DATASET CONTENT start

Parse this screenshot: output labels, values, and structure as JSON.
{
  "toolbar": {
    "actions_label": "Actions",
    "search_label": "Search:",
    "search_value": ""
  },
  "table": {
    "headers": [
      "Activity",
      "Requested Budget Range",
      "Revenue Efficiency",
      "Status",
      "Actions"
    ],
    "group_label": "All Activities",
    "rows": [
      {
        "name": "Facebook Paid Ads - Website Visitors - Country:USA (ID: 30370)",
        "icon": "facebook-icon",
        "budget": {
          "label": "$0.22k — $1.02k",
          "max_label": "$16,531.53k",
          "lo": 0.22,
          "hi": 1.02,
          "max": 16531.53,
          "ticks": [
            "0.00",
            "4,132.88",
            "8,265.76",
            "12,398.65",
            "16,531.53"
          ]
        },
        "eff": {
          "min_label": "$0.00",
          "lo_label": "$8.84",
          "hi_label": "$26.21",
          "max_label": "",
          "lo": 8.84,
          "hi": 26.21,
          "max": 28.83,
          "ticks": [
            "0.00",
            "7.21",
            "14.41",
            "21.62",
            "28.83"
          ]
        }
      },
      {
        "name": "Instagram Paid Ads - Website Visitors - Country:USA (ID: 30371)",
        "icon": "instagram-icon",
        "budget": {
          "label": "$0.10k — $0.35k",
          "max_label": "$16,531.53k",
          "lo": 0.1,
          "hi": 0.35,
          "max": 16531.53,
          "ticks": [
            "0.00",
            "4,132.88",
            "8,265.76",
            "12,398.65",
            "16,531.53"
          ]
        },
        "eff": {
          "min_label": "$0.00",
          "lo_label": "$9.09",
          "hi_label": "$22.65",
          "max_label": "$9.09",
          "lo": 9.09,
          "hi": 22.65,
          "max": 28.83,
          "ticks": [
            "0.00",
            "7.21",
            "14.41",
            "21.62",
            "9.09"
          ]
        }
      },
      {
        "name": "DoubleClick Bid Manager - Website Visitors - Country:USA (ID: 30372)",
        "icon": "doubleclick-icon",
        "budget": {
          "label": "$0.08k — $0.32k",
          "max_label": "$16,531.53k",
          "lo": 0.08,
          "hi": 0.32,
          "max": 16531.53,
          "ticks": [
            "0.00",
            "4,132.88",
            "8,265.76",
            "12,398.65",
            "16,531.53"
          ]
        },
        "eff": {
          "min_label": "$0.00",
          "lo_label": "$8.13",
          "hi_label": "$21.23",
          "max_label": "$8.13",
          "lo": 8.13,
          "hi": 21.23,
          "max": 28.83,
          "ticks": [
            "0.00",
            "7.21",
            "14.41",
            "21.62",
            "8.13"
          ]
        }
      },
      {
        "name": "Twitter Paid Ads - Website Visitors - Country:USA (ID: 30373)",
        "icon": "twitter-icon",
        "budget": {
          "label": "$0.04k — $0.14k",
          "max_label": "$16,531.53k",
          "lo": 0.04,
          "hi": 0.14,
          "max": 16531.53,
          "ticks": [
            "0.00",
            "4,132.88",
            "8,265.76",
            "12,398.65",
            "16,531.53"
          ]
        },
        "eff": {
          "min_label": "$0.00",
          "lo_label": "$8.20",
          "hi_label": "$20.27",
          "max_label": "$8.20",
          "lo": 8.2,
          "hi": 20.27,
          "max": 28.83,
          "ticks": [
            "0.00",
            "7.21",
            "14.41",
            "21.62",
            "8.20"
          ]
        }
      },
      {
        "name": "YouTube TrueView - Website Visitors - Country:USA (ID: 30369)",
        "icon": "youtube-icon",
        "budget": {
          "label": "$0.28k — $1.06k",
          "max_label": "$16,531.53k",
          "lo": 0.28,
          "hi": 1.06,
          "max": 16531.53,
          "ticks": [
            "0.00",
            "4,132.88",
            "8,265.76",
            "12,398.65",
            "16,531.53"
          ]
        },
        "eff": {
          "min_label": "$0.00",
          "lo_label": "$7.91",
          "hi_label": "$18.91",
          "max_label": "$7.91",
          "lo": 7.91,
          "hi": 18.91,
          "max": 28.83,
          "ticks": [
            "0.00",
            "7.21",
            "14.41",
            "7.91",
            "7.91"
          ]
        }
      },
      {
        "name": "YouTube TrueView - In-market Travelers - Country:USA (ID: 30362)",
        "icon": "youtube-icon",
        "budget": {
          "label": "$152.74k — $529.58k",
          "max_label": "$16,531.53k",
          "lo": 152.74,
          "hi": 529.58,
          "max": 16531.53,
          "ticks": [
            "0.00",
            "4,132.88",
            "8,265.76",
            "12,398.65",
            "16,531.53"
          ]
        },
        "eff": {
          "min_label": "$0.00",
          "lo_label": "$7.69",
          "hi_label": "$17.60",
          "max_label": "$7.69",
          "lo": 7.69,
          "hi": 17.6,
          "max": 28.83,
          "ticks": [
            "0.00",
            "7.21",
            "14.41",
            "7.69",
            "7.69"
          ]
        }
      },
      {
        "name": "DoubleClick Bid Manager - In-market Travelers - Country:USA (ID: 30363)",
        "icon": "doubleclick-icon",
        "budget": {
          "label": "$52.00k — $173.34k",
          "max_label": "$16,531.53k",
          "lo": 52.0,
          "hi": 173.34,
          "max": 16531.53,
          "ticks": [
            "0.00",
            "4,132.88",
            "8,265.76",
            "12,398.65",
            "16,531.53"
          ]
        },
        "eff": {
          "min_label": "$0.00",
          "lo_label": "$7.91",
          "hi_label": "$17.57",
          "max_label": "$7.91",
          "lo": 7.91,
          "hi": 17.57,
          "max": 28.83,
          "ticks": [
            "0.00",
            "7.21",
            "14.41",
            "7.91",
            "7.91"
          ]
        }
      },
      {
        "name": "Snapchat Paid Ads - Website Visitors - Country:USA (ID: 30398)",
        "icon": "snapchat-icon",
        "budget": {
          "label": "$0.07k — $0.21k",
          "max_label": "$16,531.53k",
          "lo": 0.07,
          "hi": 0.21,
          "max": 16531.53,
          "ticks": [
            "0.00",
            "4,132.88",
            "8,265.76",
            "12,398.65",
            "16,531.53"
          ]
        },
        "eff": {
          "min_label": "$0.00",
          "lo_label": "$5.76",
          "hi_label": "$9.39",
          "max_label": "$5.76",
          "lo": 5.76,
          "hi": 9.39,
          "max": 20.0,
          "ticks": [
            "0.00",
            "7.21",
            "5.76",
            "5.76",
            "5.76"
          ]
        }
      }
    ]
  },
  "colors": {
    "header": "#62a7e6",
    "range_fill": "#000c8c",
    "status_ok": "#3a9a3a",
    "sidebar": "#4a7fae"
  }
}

DATASET CONTENT end
DATASET CONTENT start

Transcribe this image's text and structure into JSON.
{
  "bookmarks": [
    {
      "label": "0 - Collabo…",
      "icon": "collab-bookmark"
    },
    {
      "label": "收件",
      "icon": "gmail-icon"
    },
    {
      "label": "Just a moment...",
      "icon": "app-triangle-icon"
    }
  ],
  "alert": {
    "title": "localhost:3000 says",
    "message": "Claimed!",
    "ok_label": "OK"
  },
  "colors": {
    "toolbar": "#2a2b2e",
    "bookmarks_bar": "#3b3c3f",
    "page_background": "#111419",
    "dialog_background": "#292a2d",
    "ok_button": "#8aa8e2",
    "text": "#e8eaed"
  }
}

DATASET CONTENT end

- [WORK TO COMPLETE] Find the lines that include the string "Paid", then copy each of them.

- [ANSWER TO THE TASK]
        "name": "Facebook Paid Ads - Website Visitors - Country:USA (ID: 30370)",
        "name": "Instagram Paid Ads - Website Visitors - Country:USA (ID: 30371)",
        "name": "Twitter Paid Ads - Website Visitors - Country:USA (ID: 30373)",
        "name": "Snapchat Paid Ads - Website Visitors - Country:USA (ID: 30398)",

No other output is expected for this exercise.